__WHAT IS REQUIRED__: In your copy, repeat the records exactly and leave out the pictures.

####

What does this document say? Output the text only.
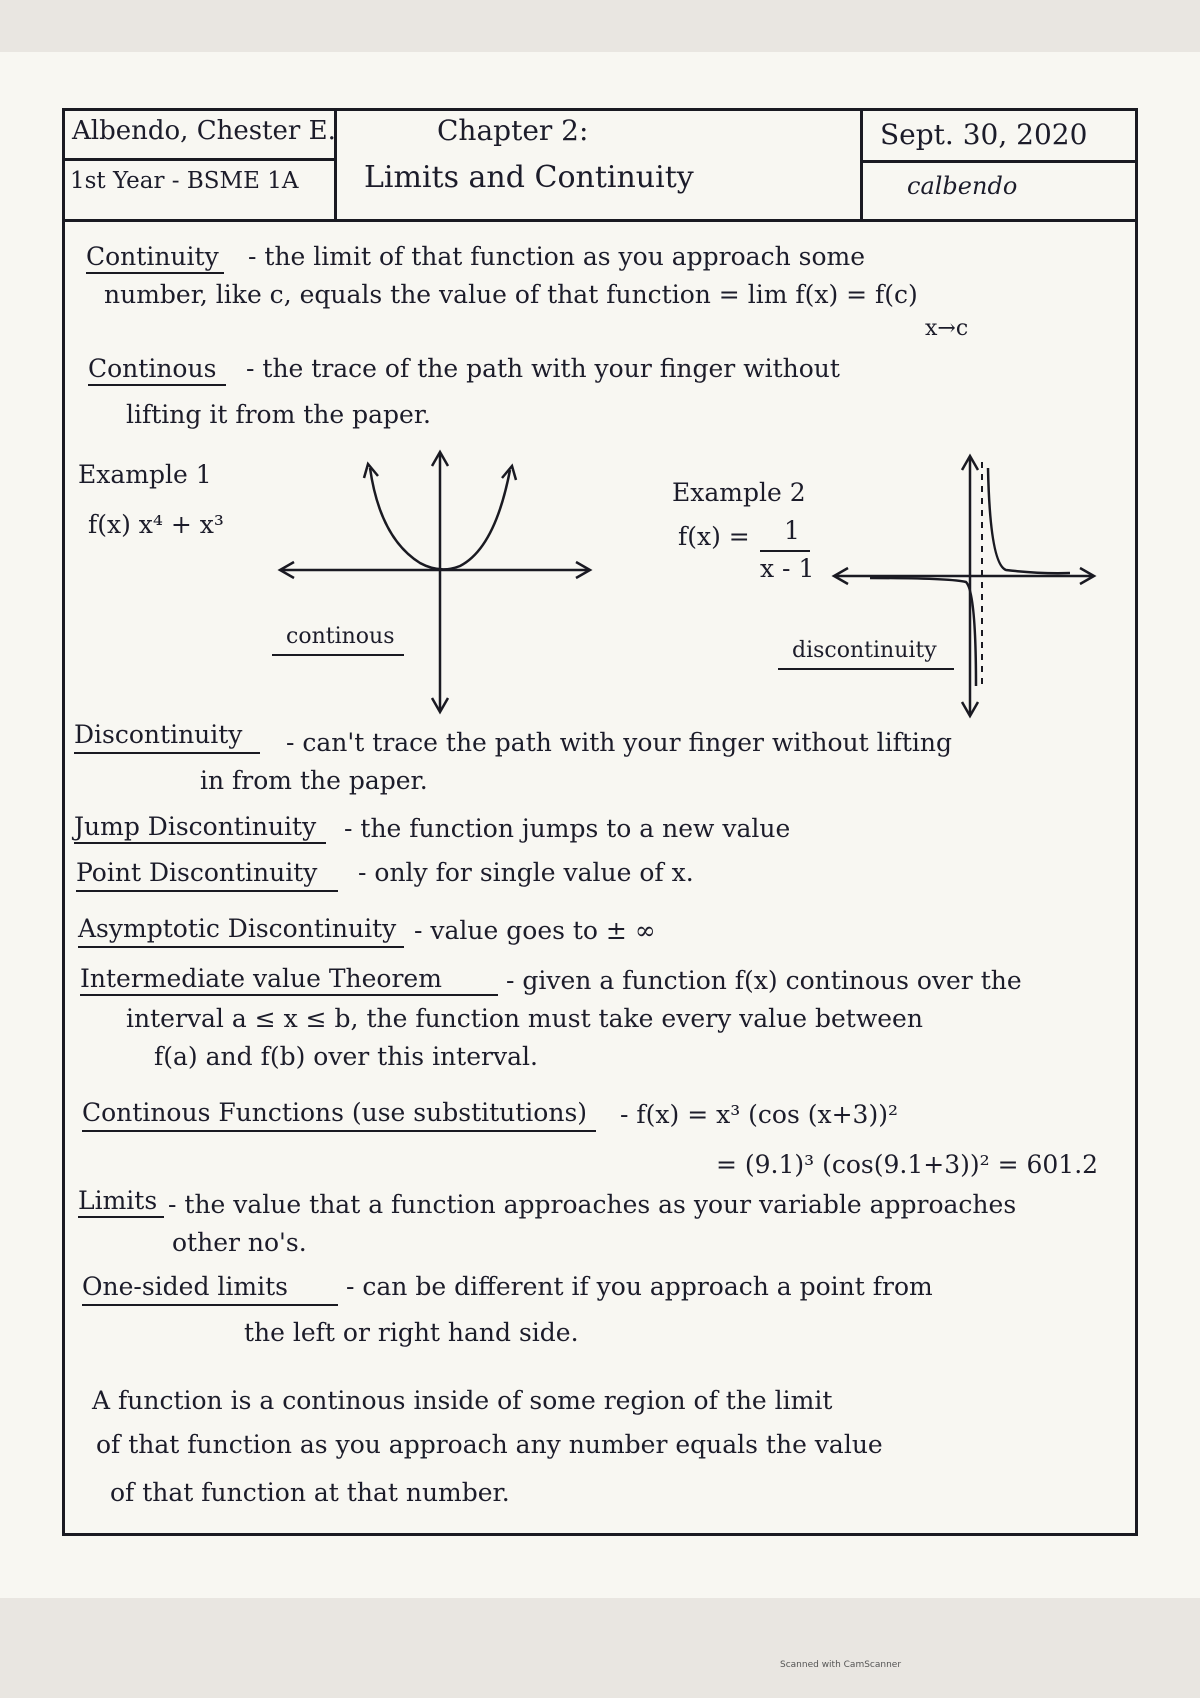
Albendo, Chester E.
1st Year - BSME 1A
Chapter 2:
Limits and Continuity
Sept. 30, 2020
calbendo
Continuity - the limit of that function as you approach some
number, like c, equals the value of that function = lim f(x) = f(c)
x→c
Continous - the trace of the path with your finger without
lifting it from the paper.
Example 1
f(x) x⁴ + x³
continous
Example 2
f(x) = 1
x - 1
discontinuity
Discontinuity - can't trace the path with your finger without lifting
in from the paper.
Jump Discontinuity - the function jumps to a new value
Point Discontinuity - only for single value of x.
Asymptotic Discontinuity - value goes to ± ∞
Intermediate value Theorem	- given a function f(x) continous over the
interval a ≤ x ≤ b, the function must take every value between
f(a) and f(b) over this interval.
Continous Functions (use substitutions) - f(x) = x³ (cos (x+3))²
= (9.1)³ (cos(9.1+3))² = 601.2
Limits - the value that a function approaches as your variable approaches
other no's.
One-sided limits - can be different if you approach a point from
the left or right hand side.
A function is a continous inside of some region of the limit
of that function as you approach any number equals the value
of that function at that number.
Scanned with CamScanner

####

__EXERCISE RESPONSE__:
What does this document say? Output the text only.
Albendo, Chester E.
1st Year - BSME 1A
Chapter 2:
Limits and Continuity
Sept. 30, 2020
calbendo
Continuity - the limit of that function as you approach some
number, like c, equals the value of that function = lim f(x) = f(c)
x→c
Continous - the trace of the path with your finger without
lifting it from the paper.
Example 1
f(x) x⁴ + x³
continous
Example 2
f(x) = 1
x - 1
discontinuity
Discontinuity - can't trace the path with your finger without lifting
in from the paper.
Jump Discontinuity - the function jumps to a new value
Point Discontinuity - only for single value of x.
Asymptotic Discontinuity - value goes to ± ∞
Intermediate value Theorem	- given a function f(x) continous over the
interval a ≤ x ≤ b, the function must take every value between
f(a) and f(b) over this interval.
Continous Functions (use substitutions) - f(x) = x³ (cos (x+3))²
= (9.1)³ (cos(9.1+3))² = 601.2
Limits - the value that a function approaches as your variable approaches
other no's.
One-sided limits - can be different if you approach a point from
the left or right hand side.
A function is a continous inside of some region of the limit
of that function as you approach any number equals the value
of that function at that number.
Scanned with CamScanner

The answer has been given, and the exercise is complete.